● **DIRECTIVE**
Find every line in the records below that contains the word "legend", and copy each such line.

══════════

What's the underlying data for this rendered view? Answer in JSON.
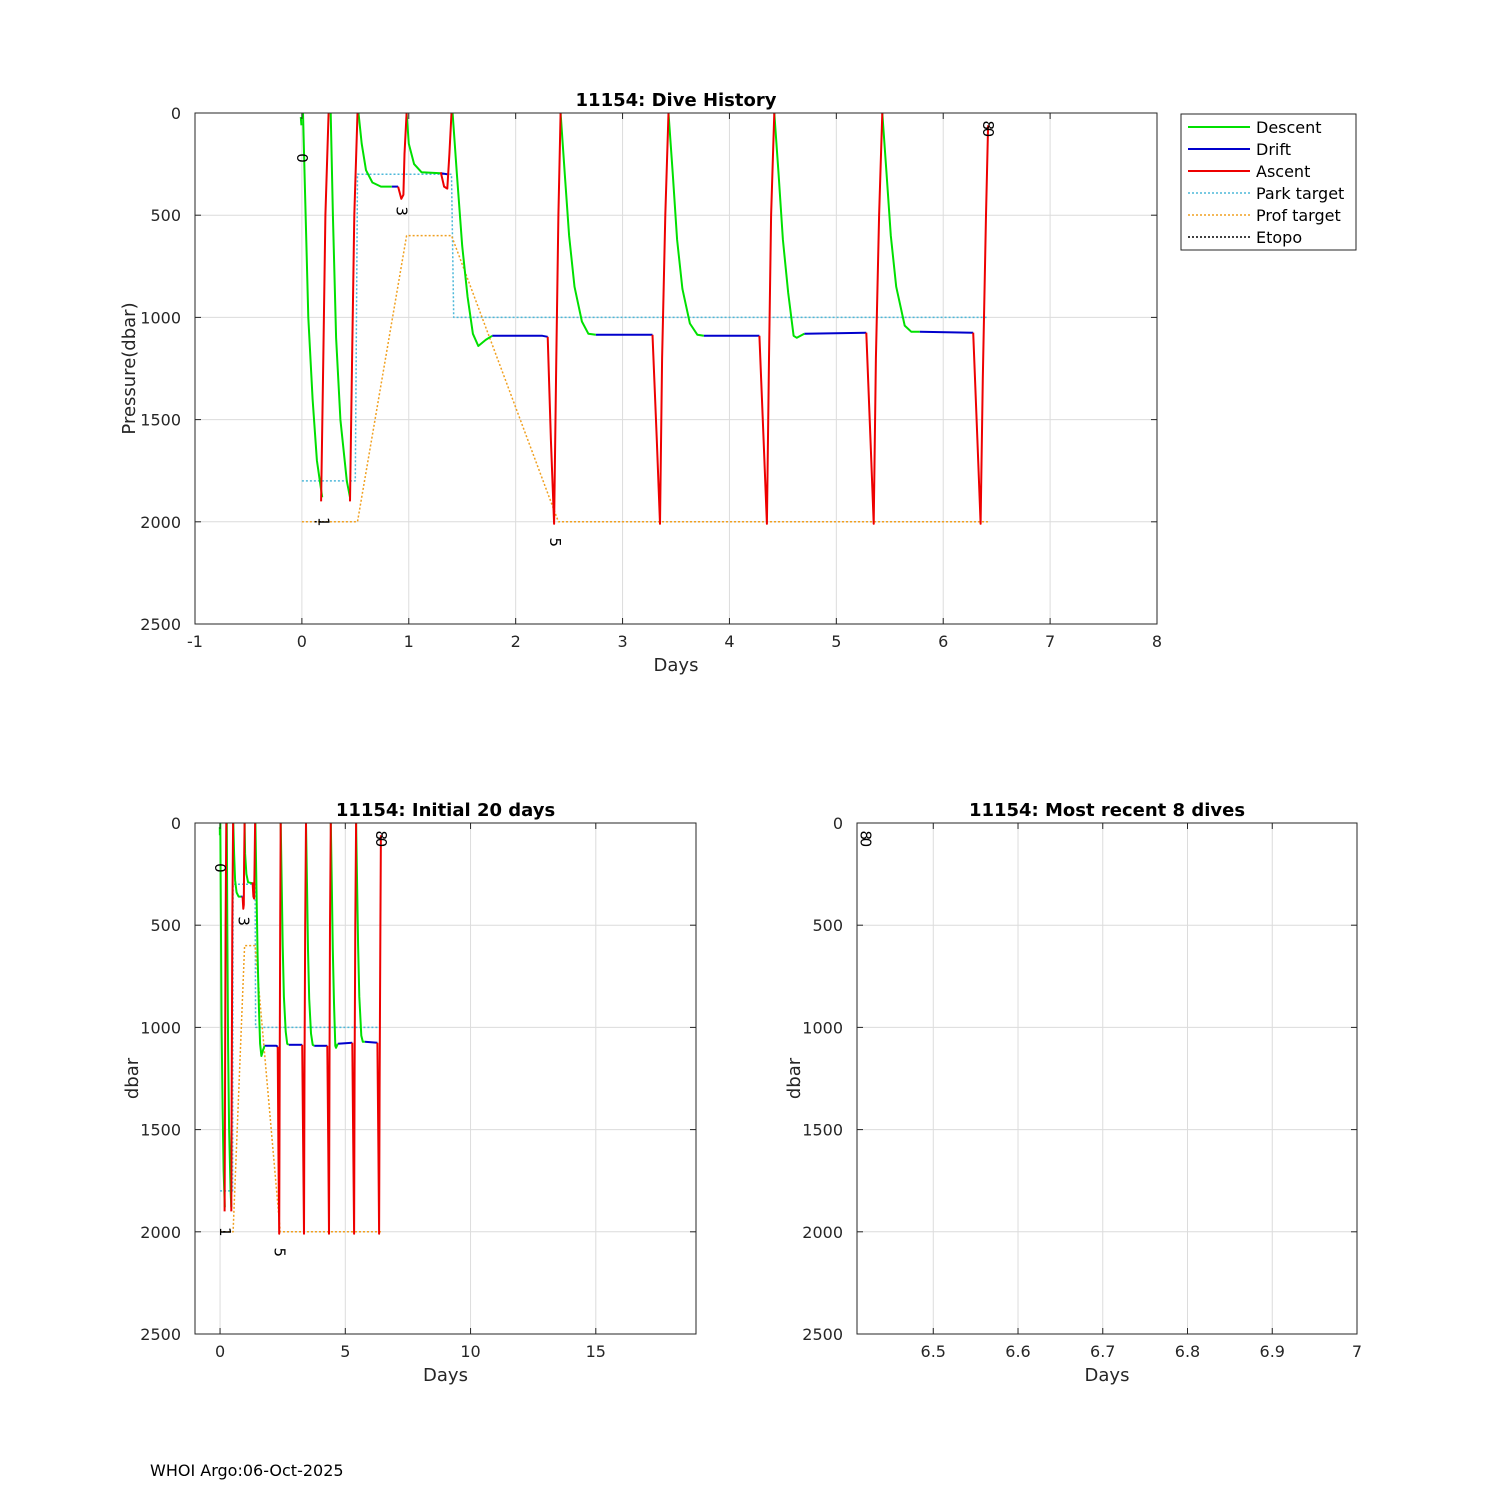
{
  "footer": "WHOI Argo:06-Oct-2025",
  "colors": {
    "descent": "#00e000",
    "drift": "#0000cc",
    "ascent": "#ee0000",
    "park_target": "#4db8d9",
    "prof_target": "#f0a020",
    "etopo": "#000000",
    "grid": "#dcdcdc"
  },
  "legend": {
    "entries": [
      {
        "label": "Descent",
        "style": "solid",
        "color_key": "descent"
      },
      {
        "label": "Drift",
        "style": "solid",
        "color_key": "drift"
      },
      {
        "label": "Ascent",
        "style": "solid",
        "color_key": "ascent"
      },
      {
        "label": "Park target",
        "style": "dotted",
        "color_key": "park_target"
      },
      {
        "label": "Prof target",
        "style": "dotted",
        "color_key": "prof_target"
      },
      {
        "label": "Etopo",
        "style": "dotted",
        "color_key": "etopo"
      }
    ],
    "placement": "outside-right"
  },
  "chart_data": [
    {
      "id": "main",
      "type": "line",
      "title": "11154: Dive History",
      "xlabel": "Days",
      "ylabel": "Pressure(dbar)",
      "xlim": [
        -1,
        8
      ],
      "ylim": [
        0,
        2500
      ],
      "y_reversed": true,
      "xticks": [
        -1,
        0,
        1,
        2,
        3,
        4,
        5,
        6,
        7,
        8
      ],
      "yticks": [
        0,
        500,
        1000,
        1500,
        2000,
        2500
      ],
      "grid": true,
      "legend": true,
      "show_data": true,
      "annotations": [
        {
          "text": "0",
          "x": 0.0,
          "y": 220
        },
        {
          "text": "1",
          "x": 0.2,
          "y": 2000
        },
        {
          "text": "3",
          "x": 0.93,
          "y": 480
        },
        {
          "text": "5",
          "x": 2.37,
          "y": 2100
        },
        {
          "text": "8",
          "x": 6.42,
          "y": 60
        },
        {
          "text": "0",
          "x": 6.42,
          "y": 95
        }
      ]
    },
    {
      "id": "initial",
      "type": "line",
      "title": "11154: Initial 20 days",
      "xlabel": "Days",
      "ylabel": "dbar",
      "xlim": [
        -1,
        19
      ],
      "ylim": [
        0,
        2500
      ],
      "y_reversed": true,
      "xticks": [
        0,
        5,
        10,
        15
      ],
      "yticks": [
        0,
        500,
        1000,
        1500,
        2000,
        2500
      ],
      "grid": true,
      "legend": false,
      "show_data": true,
      "annotations": [
        {
          "text": "0",
          "x": 0.0,
          "y": 220
        },
        {
          "text": "1",
          "x": 0.2,
          "y": 2000
        },
        {
          "text": "3",
          "x": 0.93,
          "y": 480
        },
        {
          "text": "5",
          "x": 2.37,
          "y": 2100
        },
        {
          "text": "8",
          "x": 6.42,
          "y": 60
        },
        {
          "text": "0",
          "x": 6.42,
          "y": 95
        }
      ]
    },
    {
      "id": "recent",
      "type": "line",
      "title": "11154: Most recent 8 dives",
      "xlabel": "Days",
      "ylabel": "dbar",
      "xlim": [
        6.41,
        7
      ],
      "ylim": [
        0,
        2500
      ],
      "y_reversed": true,
      "xticks": [
        6.5,
        6.6,
        6.7,
        6.8,
        6.9,
        7
      ],
      "yticks": [
        0,
        500,
        1000,
        1500,
        2000,
        2500
      ],
      "grid": true,
      "legend": false,
      "show_data": false,
      "annotations": [
        {
          "text": "8",
          "x": 6.42,
          "y": 60
        },
        {
          "text": "0",
          "x": 6.42,
          "y": 95
        }
      ]
    }
  ],
  "series": {
    "descent": [
      [
        [
          -0.01,
          20
        ],
        [
          -0.005,
          60
        ]
      ],
      [
        [
          0.01,
          0
        ],
        [
          0.03,
          400
        ],
        [
          0.06,
          1000
        ],
        [
          0.1,
          1400
        ],
        [
          0.14,
          1700
        ],
        [
          0.19,
          1880
        ]
      ],
      [
        [
          0.27,
          0
        ],
        [
          0.29,
          500
        ],
        [
          0.32,
          1100
        ],
        [
          0.36,
          1500
        ],
        [
          0.42,
          1800
        ],
        [
          0.45,
          1880
        ]
      ],
      [
        [
          0.53,
          0
        ],
        [
          0.56,
          150
        ],
        [
          0.6,
          280
        ],
        [
          0.66,
          340
        ],
        [
          0.74,
          360
        ],
        [
          0.84,
          360
        ]
      ],
      [
        [
          0.98,
          0
        ],
        [
          1.0,
          150
        ],
        [
          1.05,
          250
        ],
        [
          1.12,
          290
        ],
        [
          1.3,
          295
        ]
      ],
      [
        [
          1.41,
          0
        ],
        [
          1.45,
          300
        ],
        [
          1.5,
          650
        ],
        [
          1.55,
          900
        ],
        [
          1.6,
          1080
        ],
        [
          1.65,
          1140
        ],
        [
          1.72,
          1110
        ],
        [
          1.78,
          1090
        ]
      ],
      [
        [
          2.42,
          0
        ],
        [
          2.46,
          300
        ],
        [
          2.5,
          600
        ],
        [
          2.55,
          850
        ],
        [
          2.62,
          1020
        ],
        [
          2.68,
          1080
        ],
        [
          2.75,
          1085
        ]
      ],
      [
        [
          3.43,
          0
        ],
        [
          3.47,
          300
        ],
        [
          3.51,
          620
        ],
        [
          3.56,
          860
        ],
        [
          3.63,
          1030
        ],
        [
          3.7,
          1085
        ],
        [
          3.76,
          1090
        ]
      ],
      [
        [
          4.42,
          0
        ],
        [
          4.46,
          300
        ],
        [
          4.5,
          620
        ],
        [
          4.55,
          880
        ],
        [
          4.6,
          1090
        ],
        [
          4.63,
          1100
        ],
        [
          4.7,
          1080
        ]
      ],
      [
        [
          5.43,
          0
        ],
        [
          5.47,
          300
        ],
        [
          5.51,
          600
        ],
        [
          5.56,
          850
        ],
        [
          5.64,
          1040
        ],
        [
          5.7,
          1070
        ],
        [
          5.78,
          1070
        ]
      ]
    ],
    "drift": [
      [
        [
          0.84,
          360
        ],
        [
          0.9,
          360
        ]
      ],
      [
        [
          1.3,
          295
        ],
        [
          1.36,
          300
        ]
      ],
      [
        [
          1.78,
          1090
        ],
        [
          2.25,
          1090
        ],
        [
          2.3,
          1095
        ]
      ],
      [
        [
          2.75,
          1085
        ],
        [
          3.28,
          1085
        ]
      ],
      [
        [
          3.76,
          1090
        ],
        [
          4.28,
          1090
        ]
      ],
      [
        [
          4.7,
          1080
        ],
        [
          5.28,
          1075
        ]
      ],
      [
        [
          5.78,
          1070
        ],
        [
          6.28,
          1075
        ]
      ]
    ],
    "ascent": [
      [
        [
          0.18,
          1900
        ],
        [
          0.2,
          1200
        ],
        [
          0.22,
          500
        ],
        [
          0.25,
          0
        ]
      ],
      [
        [
          0.45,
          1900
        ],
        [
          0.47,
          1200
        ],
        [
          0.49,
          500
        ],
        [
          0.52,
          0
        ]
      ],
      [
        [
          0.9,
          360
        ],
        [
          0.93,
          420
        ],
        [
          0.95,
          400
        ],
        [
          0.96,
          200
        ],
        [
          0.98,
          0
        ]
      ],
      [
        [
          1.3,
          290
        ],
        [
          1.33,
          360
        ],
        [
          1.36,
          370
        ],
        [
          1.38,
          200
        ],
        [
          1.4,
          0
        ]
      ],
      [
        [
          2.3,
          1095
        ],
        [
          2.33,
          1600
        ],
        [
          2.36,
          2010
        ],
        [
          2.38,
          1200
        ],
        [
          2.4,
          500
        ],
        [
          2.42,
          0
        ]
      ],
      [
        [
          3.28,
          1085
        ],
        [
          3.32,
          1600
        ],
        [
          3.35,
          2010
        ],
        [
          3.37,
          1200
        ],
        [
          3.4,
          500
        ],
        [
          3.43,
          0
        ]
      ],
      [
        [
          4.28,
          1090
        ],
        [
          4.32,
          1600
        ],
        [
          4.35,
          2010
        ],
        [
          4.37,
          1200
        ],
        [
          4.39,
          500
        ],
        [
          4.42,
          0
        ]
      ],
      [
        [
          5.28,
          1075
        ],
        [
          5.32,
          1600
        ],
        [
          5.35,
          2010
        ],
        [
          5.37,
          1200
        ],
        [
          5.4,
          500
        ],
        [
          5.43,
          0
        ]
      ],
      [
        [
          6.28,
          1075
        ],
        [
          6.32,
          1600
        ],
        [
          6.35,
          2010
        ],
        [
          6.37,
          1300
        ],
        [
          6.4,
          500
        ],
        [
          6.42,
          60
        ]
      ]
    ],
    "park_target": [
      [
        [
          0.0,
          1800
        ],
        [
          0.5,
          1800
        ],
        [
          0.52,
          300
        ],
        [
          1.4,
          300
        ],
        [
          1.42,
          1000
        ],
        [
          6.42,
          1000
        ]
      ]
    ],
    "prof_target": [
      [
        [
          0.0,
          2000
        ],
        [
          0.52,
          2000
        ],
        [
          0.98,
          600
        ],
        [
          1.4,
          600
        ],
        [
          2.4,
          2000
        ],
        [
          6.42,
          2000
        ]
      ]
    ],
    "etopo": [
      [
        [
          0.12,
          2000
        ],
        [
          0.2,
          2000
        ]
      ]
    ]
  }
}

══════════

● **OUTPUT FOR THIS EXERCISE**
  "legend": {
      "legend": true,
      "legend": false,
      "legend": false,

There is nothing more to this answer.